TEXT:
Ever realize that you are no longer in style? It is so hard to
be out of the fashion loop, but since I haven’t been working or
in school, I have suddenly lost all fashion sense. I admit that
I have not been paying attention as much as I once did since I
had my son. In the beginning of his life, I really was lucky if
I got a comb through my hair. Now that he is turning almost two
though, I am starting to see some light at the end of the tunnel
and am now trying to take better care of myself.
I am sitting eating ice cream and watching, “What Not to Wear,”
and am horrified to find my twin on this show. She is wearing
all of the same clothes as I do and I am sickened to find that I
am now a fashion DON’T instead of a do. I decide that it is time
to bring out the new me and get back to the fashion basics.
After a quick assessment of my closet, I decided that I will
have to clean it out and start from scratch since nothing I have
is in style anymore.
Armed with last year’s styles, I hit the consignment shop to
unload my old clothes in search of new and stylish clothing. The
saleslady practically squeals when she sees my loot and I feel
an enormous sense of satisfaction from removing these offensive
clothes from my closet.
A month later, I call the consignment shop and much to my
delight, I discover that someone else thought that my clothes
were stylish. I now have a hundred dollars in checks waiting for
me from their purchases and I run right over to the consignment
shop to claim my earnings. With this money burning a hole in my
pocket, I practically dance into the Old Navy to discover a
whole new Amy. I grab several cargo capris, t-shirts with cute
sayings on them, and flip flops and run to the dressing room to
try everything on.

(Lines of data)
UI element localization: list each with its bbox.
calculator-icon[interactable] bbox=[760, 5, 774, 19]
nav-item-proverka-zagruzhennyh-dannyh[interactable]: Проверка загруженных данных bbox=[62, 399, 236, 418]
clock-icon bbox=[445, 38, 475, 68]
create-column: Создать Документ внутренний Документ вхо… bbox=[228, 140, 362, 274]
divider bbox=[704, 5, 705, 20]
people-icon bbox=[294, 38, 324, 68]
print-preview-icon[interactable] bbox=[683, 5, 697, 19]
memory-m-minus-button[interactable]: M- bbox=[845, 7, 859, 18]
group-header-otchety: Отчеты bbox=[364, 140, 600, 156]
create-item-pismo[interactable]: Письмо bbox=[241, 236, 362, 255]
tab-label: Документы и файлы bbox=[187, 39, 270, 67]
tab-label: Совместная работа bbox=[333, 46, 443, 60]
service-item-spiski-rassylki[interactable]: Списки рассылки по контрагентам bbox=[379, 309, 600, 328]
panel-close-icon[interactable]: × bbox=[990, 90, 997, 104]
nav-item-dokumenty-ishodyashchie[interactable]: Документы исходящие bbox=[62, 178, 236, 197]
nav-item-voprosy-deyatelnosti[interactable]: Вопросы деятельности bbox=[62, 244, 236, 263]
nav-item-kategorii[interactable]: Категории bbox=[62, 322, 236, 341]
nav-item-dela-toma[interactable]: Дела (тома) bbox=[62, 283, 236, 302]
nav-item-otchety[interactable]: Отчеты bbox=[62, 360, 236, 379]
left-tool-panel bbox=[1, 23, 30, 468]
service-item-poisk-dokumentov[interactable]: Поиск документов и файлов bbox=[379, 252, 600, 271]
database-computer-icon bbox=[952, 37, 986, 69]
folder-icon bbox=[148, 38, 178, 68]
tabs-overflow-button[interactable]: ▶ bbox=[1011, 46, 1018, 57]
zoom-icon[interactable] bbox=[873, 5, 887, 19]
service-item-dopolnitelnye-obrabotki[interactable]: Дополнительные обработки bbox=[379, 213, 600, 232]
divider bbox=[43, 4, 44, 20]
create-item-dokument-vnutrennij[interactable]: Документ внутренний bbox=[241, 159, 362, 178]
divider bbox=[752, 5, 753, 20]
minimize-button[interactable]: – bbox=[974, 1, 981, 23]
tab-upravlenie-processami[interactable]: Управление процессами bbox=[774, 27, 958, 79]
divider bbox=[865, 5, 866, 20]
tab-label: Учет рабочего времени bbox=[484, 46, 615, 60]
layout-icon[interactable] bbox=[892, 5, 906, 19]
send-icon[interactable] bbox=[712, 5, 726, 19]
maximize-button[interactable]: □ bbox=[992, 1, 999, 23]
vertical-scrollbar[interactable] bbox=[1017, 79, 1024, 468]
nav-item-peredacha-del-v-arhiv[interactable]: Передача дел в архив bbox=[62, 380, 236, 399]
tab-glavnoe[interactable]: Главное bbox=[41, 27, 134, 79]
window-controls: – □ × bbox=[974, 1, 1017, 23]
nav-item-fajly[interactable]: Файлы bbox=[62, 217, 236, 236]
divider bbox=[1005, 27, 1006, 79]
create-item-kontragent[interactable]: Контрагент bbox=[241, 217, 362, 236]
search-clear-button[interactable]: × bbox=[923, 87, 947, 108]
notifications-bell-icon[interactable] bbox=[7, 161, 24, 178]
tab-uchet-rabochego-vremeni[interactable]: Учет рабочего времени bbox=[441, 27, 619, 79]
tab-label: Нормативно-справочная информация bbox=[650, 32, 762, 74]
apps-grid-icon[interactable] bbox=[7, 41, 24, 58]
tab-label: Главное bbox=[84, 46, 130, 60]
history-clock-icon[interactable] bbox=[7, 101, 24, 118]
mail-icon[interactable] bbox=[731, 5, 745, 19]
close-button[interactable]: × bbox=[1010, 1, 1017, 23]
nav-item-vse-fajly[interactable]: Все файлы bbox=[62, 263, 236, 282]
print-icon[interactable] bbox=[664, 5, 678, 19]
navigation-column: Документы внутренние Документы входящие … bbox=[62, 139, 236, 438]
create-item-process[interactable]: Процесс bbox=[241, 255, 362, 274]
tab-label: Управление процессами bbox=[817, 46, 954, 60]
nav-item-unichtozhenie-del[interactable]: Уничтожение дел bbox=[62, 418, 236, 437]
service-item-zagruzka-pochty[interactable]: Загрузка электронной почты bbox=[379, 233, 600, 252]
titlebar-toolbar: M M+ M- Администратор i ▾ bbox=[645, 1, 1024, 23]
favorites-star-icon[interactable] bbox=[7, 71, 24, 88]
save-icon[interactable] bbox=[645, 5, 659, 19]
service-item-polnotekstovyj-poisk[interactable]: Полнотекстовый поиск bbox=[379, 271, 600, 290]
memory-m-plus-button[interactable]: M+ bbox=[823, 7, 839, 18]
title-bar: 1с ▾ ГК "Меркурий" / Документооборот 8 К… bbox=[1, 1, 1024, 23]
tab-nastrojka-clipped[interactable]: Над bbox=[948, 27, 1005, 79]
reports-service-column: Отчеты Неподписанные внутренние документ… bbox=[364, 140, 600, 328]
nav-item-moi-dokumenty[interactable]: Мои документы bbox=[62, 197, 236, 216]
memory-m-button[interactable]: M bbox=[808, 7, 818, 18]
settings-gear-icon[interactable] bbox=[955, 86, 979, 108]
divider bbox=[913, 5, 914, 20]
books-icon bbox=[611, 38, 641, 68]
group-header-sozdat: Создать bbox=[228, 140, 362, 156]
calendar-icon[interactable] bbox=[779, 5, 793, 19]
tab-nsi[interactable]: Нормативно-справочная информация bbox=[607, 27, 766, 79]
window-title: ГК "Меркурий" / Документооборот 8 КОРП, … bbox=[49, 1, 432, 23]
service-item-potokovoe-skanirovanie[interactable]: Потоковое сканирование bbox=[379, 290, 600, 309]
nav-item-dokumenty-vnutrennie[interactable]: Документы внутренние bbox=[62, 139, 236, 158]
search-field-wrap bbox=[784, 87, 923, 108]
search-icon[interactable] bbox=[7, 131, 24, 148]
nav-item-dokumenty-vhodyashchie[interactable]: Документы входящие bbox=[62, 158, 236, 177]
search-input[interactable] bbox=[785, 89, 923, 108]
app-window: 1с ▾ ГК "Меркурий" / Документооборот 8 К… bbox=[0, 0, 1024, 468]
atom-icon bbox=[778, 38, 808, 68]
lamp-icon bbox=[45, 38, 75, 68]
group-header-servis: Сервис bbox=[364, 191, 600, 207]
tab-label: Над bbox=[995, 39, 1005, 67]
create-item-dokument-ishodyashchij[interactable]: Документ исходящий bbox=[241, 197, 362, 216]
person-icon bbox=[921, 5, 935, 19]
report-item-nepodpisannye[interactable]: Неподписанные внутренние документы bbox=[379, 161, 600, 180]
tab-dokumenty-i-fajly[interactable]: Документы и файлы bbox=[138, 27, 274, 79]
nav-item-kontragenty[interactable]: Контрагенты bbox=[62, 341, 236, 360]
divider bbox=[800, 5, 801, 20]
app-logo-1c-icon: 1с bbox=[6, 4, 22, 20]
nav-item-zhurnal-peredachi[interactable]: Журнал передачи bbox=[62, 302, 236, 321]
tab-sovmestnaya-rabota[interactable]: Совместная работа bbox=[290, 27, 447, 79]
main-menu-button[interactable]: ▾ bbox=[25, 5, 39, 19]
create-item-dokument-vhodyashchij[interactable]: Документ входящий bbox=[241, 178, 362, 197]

WHAT YOU WILL DO:
From the essay on regaining a sense of fashion above, reproduce word for word the stretch from "I am sitting" through "the fashion basics.".

REPLY TO THE EXERCISE:
I am sitting eating ice cream and watching, “What Not to Wear,”
and am horrified to find my twin on this show. She is wearing
all of the same clothes as I do and I am sickened to find that I
am now a fashion DON’T instead of a do. I decide that it is time
to bring out the new me and get back to the fashion basics.